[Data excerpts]
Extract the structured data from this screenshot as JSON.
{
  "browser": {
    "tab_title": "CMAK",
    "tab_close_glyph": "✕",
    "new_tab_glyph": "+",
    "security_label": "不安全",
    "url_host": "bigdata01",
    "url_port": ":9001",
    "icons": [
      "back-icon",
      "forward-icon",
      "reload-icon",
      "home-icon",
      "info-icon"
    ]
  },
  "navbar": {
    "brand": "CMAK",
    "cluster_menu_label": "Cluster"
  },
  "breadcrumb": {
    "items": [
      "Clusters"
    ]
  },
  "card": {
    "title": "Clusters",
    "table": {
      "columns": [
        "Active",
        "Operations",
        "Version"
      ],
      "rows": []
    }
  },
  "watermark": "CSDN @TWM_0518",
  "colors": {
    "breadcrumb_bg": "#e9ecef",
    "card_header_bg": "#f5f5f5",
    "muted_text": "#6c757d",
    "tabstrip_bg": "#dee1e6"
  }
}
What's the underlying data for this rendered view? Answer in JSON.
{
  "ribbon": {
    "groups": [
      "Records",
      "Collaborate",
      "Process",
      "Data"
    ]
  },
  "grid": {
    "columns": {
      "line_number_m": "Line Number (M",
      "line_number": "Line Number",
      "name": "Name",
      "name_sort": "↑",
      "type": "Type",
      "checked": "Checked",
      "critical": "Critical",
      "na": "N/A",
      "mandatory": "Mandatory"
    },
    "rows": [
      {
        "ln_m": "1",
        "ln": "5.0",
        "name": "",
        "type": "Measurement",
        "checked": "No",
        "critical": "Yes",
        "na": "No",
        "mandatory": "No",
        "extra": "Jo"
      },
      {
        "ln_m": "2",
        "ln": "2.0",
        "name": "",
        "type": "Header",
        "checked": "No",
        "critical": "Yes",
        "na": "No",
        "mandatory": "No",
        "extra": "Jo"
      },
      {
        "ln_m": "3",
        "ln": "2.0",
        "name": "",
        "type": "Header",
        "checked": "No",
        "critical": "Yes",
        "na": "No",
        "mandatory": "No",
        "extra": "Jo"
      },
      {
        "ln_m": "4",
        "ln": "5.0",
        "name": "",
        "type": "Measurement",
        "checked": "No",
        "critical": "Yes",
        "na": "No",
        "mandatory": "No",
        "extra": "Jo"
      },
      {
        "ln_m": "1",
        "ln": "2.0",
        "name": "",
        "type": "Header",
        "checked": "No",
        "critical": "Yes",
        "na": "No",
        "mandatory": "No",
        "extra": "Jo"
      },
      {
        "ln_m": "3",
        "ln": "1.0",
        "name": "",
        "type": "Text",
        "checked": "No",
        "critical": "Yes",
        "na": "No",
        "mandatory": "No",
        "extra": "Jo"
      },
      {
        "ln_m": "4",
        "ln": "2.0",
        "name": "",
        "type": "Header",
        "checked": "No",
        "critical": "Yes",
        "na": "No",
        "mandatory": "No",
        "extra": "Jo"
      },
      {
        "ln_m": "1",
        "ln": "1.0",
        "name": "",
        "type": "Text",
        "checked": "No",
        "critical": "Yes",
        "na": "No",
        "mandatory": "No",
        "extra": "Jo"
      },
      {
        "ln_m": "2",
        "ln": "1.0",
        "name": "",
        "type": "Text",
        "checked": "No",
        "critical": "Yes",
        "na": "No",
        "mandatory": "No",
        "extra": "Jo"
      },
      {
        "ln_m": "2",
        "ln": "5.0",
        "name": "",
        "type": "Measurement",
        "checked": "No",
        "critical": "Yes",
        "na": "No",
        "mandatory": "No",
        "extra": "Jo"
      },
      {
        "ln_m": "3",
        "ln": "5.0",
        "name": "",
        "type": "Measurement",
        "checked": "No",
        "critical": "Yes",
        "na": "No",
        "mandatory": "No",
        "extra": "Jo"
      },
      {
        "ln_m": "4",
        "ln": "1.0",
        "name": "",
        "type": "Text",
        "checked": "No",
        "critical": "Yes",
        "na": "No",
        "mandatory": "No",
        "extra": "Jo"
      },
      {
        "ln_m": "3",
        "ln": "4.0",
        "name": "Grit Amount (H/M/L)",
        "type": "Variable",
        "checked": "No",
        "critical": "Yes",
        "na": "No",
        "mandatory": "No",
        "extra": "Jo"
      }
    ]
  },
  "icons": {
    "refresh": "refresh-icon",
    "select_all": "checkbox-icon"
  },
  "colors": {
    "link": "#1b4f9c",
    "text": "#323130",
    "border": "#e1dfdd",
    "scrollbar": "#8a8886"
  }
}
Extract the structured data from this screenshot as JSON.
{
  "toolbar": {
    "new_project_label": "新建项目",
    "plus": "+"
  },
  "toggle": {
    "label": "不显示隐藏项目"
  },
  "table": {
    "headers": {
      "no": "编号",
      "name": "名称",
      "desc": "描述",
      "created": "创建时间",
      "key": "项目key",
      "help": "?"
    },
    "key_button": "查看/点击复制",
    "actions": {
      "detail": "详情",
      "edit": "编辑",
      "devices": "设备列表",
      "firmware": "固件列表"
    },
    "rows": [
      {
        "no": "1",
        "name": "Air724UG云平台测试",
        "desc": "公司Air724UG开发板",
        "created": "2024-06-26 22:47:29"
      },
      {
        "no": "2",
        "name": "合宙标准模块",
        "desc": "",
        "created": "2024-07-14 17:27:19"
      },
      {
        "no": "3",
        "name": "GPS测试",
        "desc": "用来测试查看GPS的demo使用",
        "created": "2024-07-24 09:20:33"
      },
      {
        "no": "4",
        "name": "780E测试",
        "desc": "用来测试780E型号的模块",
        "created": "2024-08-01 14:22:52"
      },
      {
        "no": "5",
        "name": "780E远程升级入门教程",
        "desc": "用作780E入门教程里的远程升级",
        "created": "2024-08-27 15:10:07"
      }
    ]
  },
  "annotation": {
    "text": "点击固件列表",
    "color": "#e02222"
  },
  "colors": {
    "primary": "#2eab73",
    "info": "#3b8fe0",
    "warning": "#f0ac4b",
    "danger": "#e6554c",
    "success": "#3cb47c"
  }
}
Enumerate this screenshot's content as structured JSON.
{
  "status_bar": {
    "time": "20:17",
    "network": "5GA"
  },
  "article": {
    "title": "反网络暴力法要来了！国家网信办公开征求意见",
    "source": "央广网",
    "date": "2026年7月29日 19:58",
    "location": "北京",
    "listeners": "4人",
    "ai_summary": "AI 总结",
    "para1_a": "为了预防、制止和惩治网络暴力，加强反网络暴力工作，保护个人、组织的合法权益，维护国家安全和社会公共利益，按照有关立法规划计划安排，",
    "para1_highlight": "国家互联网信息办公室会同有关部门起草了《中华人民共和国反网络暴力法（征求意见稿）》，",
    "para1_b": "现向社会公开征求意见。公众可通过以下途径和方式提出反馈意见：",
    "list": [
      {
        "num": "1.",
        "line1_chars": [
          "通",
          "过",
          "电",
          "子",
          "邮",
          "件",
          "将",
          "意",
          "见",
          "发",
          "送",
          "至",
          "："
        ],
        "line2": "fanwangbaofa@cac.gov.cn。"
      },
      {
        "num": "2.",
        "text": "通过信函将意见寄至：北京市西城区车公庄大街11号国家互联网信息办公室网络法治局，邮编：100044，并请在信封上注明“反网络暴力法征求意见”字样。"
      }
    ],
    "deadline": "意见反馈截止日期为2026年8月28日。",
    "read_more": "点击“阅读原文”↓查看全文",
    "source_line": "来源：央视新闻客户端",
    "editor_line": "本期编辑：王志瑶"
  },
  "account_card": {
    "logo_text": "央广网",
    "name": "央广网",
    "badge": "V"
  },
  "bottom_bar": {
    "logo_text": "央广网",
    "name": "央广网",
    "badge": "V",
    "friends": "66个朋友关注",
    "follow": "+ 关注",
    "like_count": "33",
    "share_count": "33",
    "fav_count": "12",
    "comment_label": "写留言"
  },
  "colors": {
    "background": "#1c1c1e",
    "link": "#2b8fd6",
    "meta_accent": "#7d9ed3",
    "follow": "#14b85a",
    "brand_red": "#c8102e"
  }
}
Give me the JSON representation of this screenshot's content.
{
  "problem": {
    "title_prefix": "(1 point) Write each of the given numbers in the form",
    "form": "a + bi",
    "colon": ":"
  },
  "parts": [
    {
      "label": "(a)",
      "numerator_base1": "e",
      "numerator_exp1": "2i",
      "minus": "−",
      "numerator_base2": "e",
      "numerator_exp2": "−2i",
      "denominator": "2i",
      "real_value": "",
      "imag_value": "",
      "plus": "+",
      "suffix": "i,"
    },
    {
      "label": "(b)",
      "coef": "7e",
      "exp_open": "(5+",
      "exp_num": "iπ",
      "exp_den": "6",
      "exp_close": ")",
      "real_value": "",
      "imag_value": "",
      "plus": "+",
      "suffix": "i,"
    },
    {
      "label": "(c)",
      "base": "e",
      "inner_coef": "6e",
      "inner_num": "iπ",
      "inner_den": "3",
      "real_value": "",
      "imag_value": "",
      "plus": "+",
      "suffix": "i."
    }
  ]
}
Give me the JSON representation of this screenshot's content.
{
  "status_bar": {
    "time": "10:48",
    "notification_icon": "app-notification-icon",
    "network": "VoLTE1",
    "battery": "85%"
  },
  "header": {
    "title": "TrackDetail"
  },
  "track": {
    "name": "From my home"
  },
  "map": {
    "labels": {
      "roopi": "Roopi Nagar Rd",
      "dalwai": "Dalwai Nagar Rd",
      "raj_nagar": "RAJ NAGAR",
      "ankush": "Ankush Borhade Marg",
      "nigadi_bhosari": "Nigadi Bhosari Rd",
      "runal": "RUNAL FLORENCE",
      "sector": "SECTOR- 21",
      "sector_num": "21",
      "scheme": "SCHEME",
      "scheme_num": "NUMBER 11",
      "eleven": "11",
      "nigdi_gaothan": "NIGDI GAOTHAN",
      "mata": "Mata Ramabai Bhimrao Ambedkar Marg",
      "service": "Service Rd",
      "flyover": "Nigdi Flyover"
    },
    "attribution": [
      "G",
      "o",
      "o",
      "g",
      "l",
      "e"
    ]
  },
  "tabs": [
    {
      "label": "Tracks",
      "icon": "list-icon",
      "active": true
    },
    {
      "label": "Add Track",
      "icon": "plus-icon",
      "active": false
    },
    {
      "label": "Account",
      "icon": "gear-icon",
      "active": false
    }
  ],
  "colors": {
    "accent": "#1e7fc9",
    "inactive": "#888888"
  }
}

| WRITTEN INSTRUCTION |
Wherever the word "form" occurs in a line of the listing, copy that line.

| WORKED SOLUTION |
    "title_prefix": "(1 point) Write each of the given numbers in the form",
    "form": "a + bi",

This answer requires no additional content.